**REQUEST**
Skip the pictures. Transcribe the rest of the data below without changing a word.

**DATASET RECORDS**

****************************************

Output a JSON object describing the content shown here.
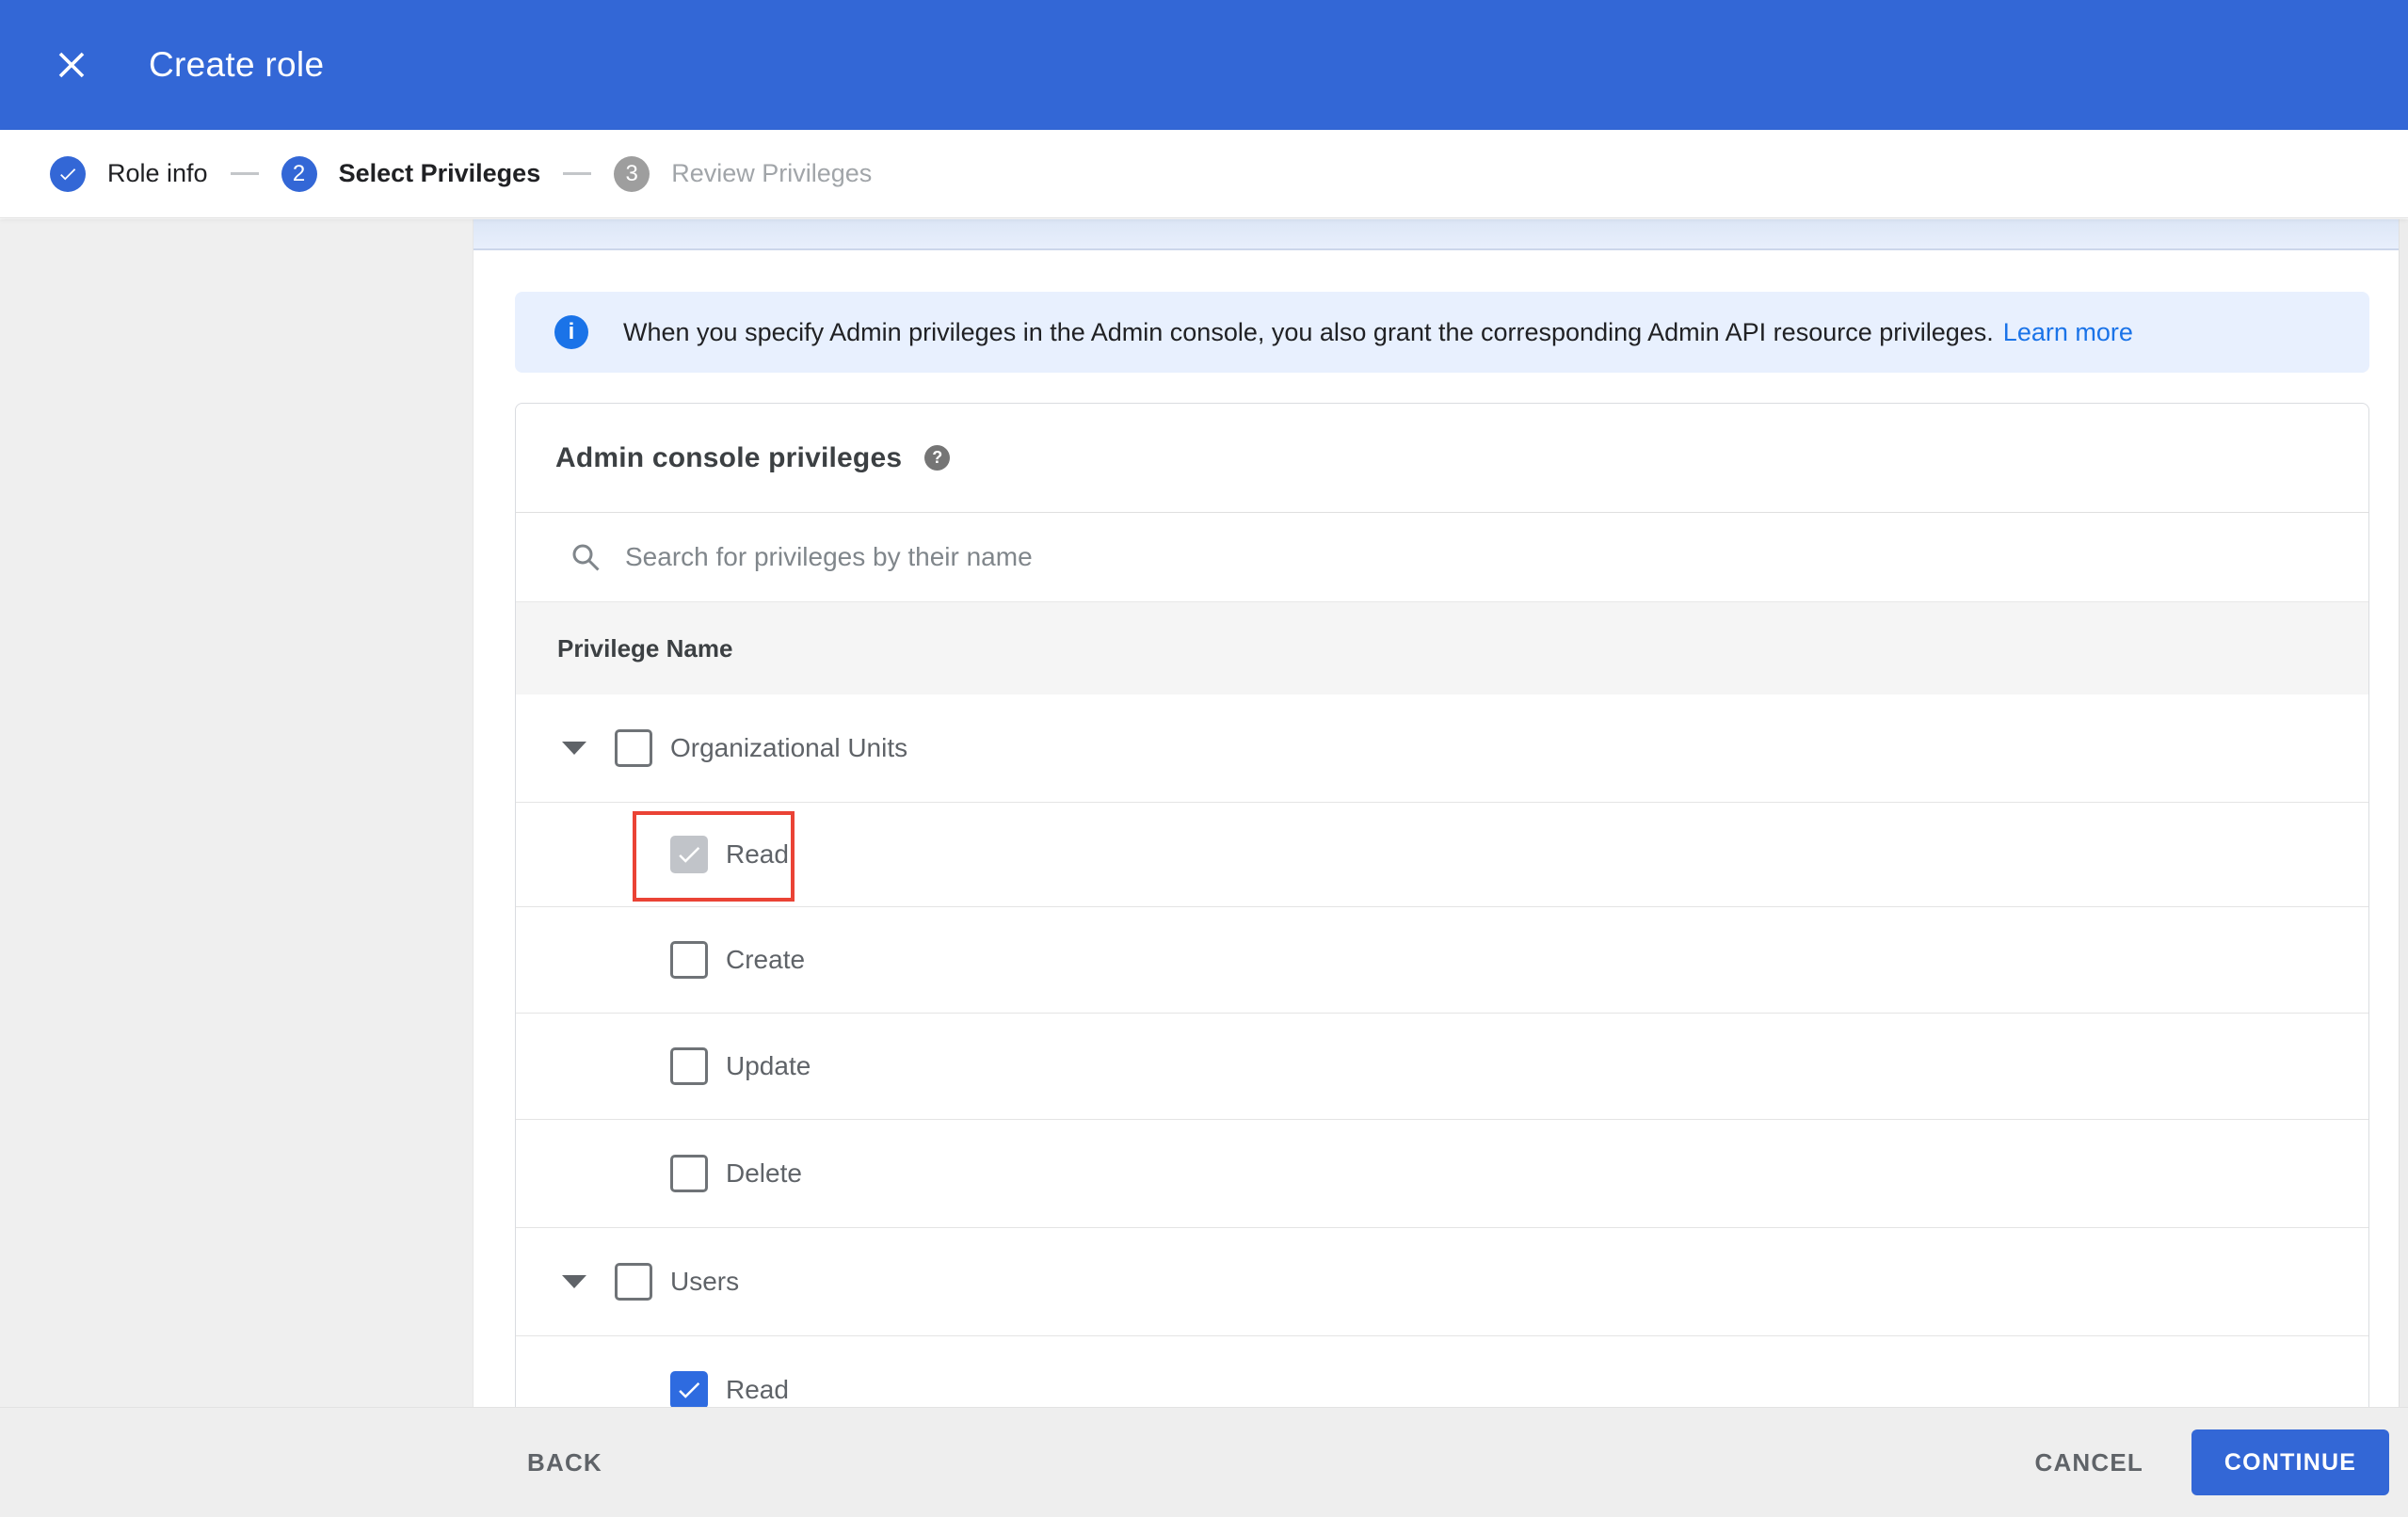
{
  "header": {
    "title": "Create role"
  },
  "stepper": {
    "steps": [
      {
        "label": "Role info",
        "state": "completed"
      },
      {
        "number": "2",
        "label": "Select Privileges",
        "state": "active"
      },
      {
        "number": "3",
        "label": "Review Privileges",
        "state": "upcoming"
      }
    ]
  },
  "banner": {
    "text": "When you specify Admin privileges in the Admin console, you also grant the corresponding Admin API resource privileges.",
    "link_label": "Learn more"
  },
  "card": {
    "title": "Admin console privileges",
    "search_placeholder": "Search for privileges by their name",
    "column_header": "Privilege Name",
    "rows": [
      {
        "type": "parent",
        "label": "Organizational Units",
        "checked": false,
        "expanded": true
      },
      {
        "type": "child",
        "label": "Read",
        "checked": true,
        "checkbox_style": "gray-checked",
        "highlighted": true
      },
      {
        "type": "child",
        "label": "Create",
        "checked": false
      },
      {
        "type": "child",
        "label": "Update",
        "checked": false
      },
      {
        "type": "child",
        "label": "Delete",
        "checked": false
      },
      {
        "type": "parent",
        "label": "Users",
        "checked": false,
        "expanded": true
      },
      {
        "type": "child",
        "label": "Read",
        "checked": true,
        "checkbox_style": "blue-checked",
        "clipped_by_footer": true
      }
    ]
  },
  "footer": {
    "back_label": "BACK",
    "cancel_label": "CANCEL",
    "continue_label": "CONTINUE"
  },
  "colors": {
    "header_blue": "#3367d6",
    "banner_bg": "#e8f0fe",
    "link_blue": "#1a73e8",
    "highlight_red": "#ea4335",
    "checked_gray_checkbox": "#c1c4c9",
    "checked_blue_checkbox": "#2e6be0",
    "footer_bg": "#eeeeee",
    "step_inactive_gray": "#9e9e9e"
  }
}
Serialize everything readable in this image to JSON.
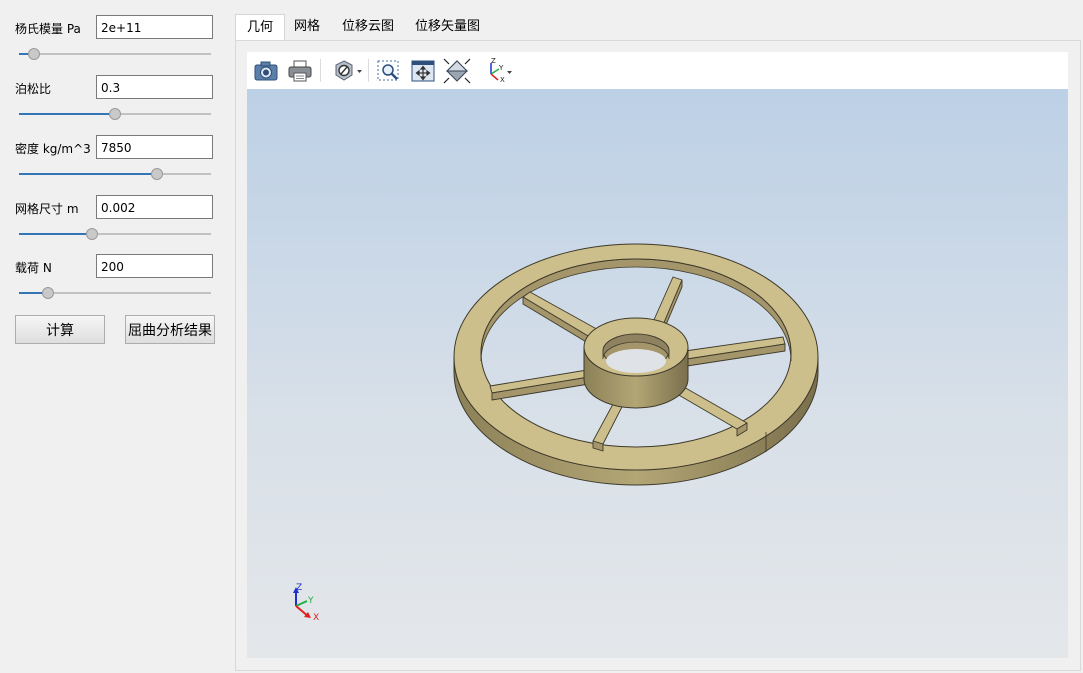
{
  "params": [
    {
      "label": "杨氏模量 Pa",
      "value": "2e+11",
      "slider": 0.08
    },
    {
      "label": "泊松比",
      "value": "0.3",
      "slider": 0.5
    },
    {
      "label": "密度 kg/m^3",
      "value": "7850",
      "slider": 0.72
    },
    {
      "label": "网格尺寸 m",
      "value": "0.002",
      "slider": 0.38
    },
    {
      "label": "载荷 N",
      "value": "200",
      "slider": 0.15
    }
  ],
  "buttons": {
    "compute": "计算",
    "buckling": "屈曲分析结果"
  },
  "tabs": [
    "几何",
    "网格",
    "位移云图",
    "位移矢量图"
  ],
  "active_tab": 0,
  "toolbar": [
    "camera-icon",
    "print-icon",
    "display-mode-icon",
    "zoom-box-icon",
    "fit-all-icon",
    "isometric-view-icon",
    "axis-view-icon"
  ],
  "triad": {
    "z": "Z",
    "y": "Y",
    "x": "X"
  },
  "colors": {
    "accent": "#3375b5",
    "model": "#cdbf8c",
    "model_dark": "#a4966a",
    "axis_x": "#e02020",
    "axis_y": "#20b040",
    "axis_z": "#2030d0"
  }
}
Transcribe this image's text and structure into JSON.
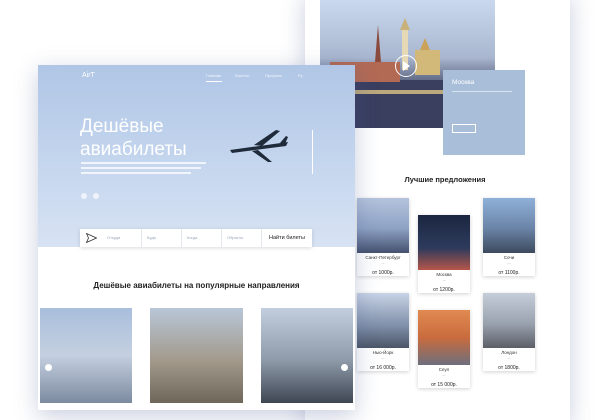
{
  "back_page": {
    "banner_city": "Москва",
    "best_title": "Лучшие предложения",
    "deals": [
      {
        "city": "Санкт-Петербург",
        "price": "от 1000р."
      },
      {
        "city": "Москва",
        "price": "от 1200р."
      },
      {
        "city": "Сочи",
        "price": "от 1100р."
      },
      {
        "city": "Нью-Йорк",
        "price": "от 16 000р."
      },
      {
        "city": "Сеул",
        "price": "от 15 000р."
      },
      {
        "city": "Лондон",
        "price": "от 1800р."
      }
    ]
  },
  "front_page": {
    "logo": "AirT",
    "nav": [
      "Главная",
      "Билеты",
      "Профиль",
      "Ру"
    ],
    "headline": "Дешёвые авиабилеты",
    "search_fields": [
      "Откуда",
      "Куда",
      "Когда",
      "Обратно"
    ],
    "search_button": "Найти билеты",
    "popular_title": "Дешёвые авиабилеты на популярные направления"
  },
  "colors": {
    "hero_blue": "#b0c6e6",
    "card_blue": "#a9bfd9",
    "text_dark": "#222222"
  }
}
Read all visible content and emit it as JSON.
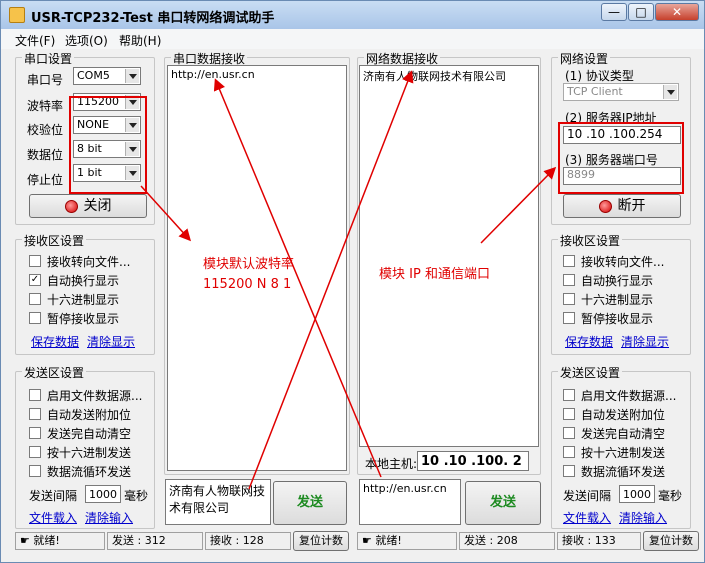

****************************************

**COMPLETE OUTPUT**
Output a JSON object describing the content shown here.
{
  "header": {
    "title": "Create role"
  },
  "stepper": {
    "steps": [
      {
        "label": "Role info",
        "state": "completed"
      },
      {
        "number": "2",
        "label": "Select Privileges",
        "state": "active"
      },
      {
        "number": "3",
        "label": "Review Privileges",
        "state": "upcoming"
      }
    ]
  },
  "banner": {
    "text": "When you specify Admin privileges in the Admin console, you also grant the corresponding Admin API resource privileges.",
    "link_label": "Learn more"
  },
  "card": {
    "title": "Admin console privileges",
    "search_placeholder": "Search for privileges by their name",
    "column_header": "Privilege Name",
    "rows": [
      {
        "type": "parent",
        "label": "Organizational Units",
        "checked": false,
        "expanded": true
      },
      {
        "type": "child",
        "label": "Read",
        "checked": true,
        "checkbox_style": "gray-checked",
        "highlighted": true
      },
      {
        "type": "child",
        "label": "Create",
        "checked": false
      },
      {
        "type": "child",
        "label": "Update",
        "checked": false
      },
      {
        "type": "child",
        "label": "Delete",
        "checked": false
      },
      {
        "type": "parent",
        "label": "Users",
        "checked": false,
        "expanded": true
      },
      {
        "type": "child",
        "label": "Read",
        "checked": true,
        "checkbox_style": "blue-checked",
        "clipped_by_footer": true
      }
    ]
  },
  "footer": {
    "back_label": "BACK",
    "cancel_label": "CANCEL",
    "continue_label": "CONTINUE"
  },
  "colors": {
    "header_blue": "#3367d6",
    "banner_bg": "#e8f0fe",
    "link_blue": "#1a73e8",
    "highlight_red": "#ea4335",
    "checked_gray_checkbox": "#c1c4c9",
    "checked_blue_checkbox": "#2e6be0",
    "footer_bg": "#eeeeee",
    "step_inactive_gray": "#9e9e9e"
  }
}
Serialize everything readable in this image to JSON.
{
  "params": [
    {
      "label": "杨氏模量 Pa",
      "value": "2e+11",
      "slider": 0.08
    },
    {
      "label": "泊松比",
      "value": "0.3",
      "slider": 0.5
    },
    {
      "label": "密度 kg/m^3",
      "value": "7850",
      "slider": 0.72
    },
    {
      "label": "网格尺寸 m",
      "value": "0.002",
      "slider": 0.38
    },
    {
      "label": "载荷 N",
      "value": "200",
      "slider": 0.15
    }
  ],
  "buttons": {
    "compute": "计算",
    "buckling": "屈曲分析结果"
  },
  "tabs": [
    "几何",
    "网格",
    "位移云图",
    "位移矢量图"
  ],
  "active_tab": 0,
  "toolbar": [
    "camera-icon",
    "print-icon",
    "display-mode-icon",
    "zoom-box-icon",
    "fit-all-icon",
    "isometric-view-icon",
    "axis-view-icon"
  ],
  "triad": {
    "z": "Z",
    "y": "Y",
    "x": "X"
  },
  "colors": {
    "accent": "#3375b5",
    "model": "#cdbf8c",
    "model_dark": "#a4966a",
    "axis_x": "#e02020",
    "axis_y": "#20b040",
    "axis_z": "#2030d0"
  }
}
Transcribe this image's text and structure into JSON.
{
  "back_page": {
    "banner_city": "Москва",
    "best_title": "Лучшие предложения",
    "deals": [
      {
        "city": "Санкт-Петербург",
        "price": "от 1000р."
      },
      {
        "city": "Москва",
        "price": "от 1200р."
      },
      {
        "city": "Сочи",
        "price": "от 1100р."
      },
      {
        "city": "Нью-Йорк",
        "price": "от 16 000р."
      },
      {
        "city": "Сеул",
        "price": "от 15 000р."
      },
      {
        "city": "Лондон",
        "price": "от 1800р."
      }
    ]
  },
  "front_page": {
    "logo": "AirT",
    "nav": [
      "Главная",
      "Билеты",
      "Профиль",
      "Ру"
    ],
    "headline": "Дешёвые авиабилеты",
    "search_fields": [
      "Откуда",
      "Куда",
      "Когда",
      "Обратно"
    ],
    "search_button": "Найти билеты",
    "popular_title": "Дешёвые авиабилеты на популярные направления"
  },
  "colors": {
    "hero_blue": "#b0c6e6",
    "card_blue": "#a9bfd9",
    "text_dark": "#222222"
  }
}
Read all visible content and emit it as JSON.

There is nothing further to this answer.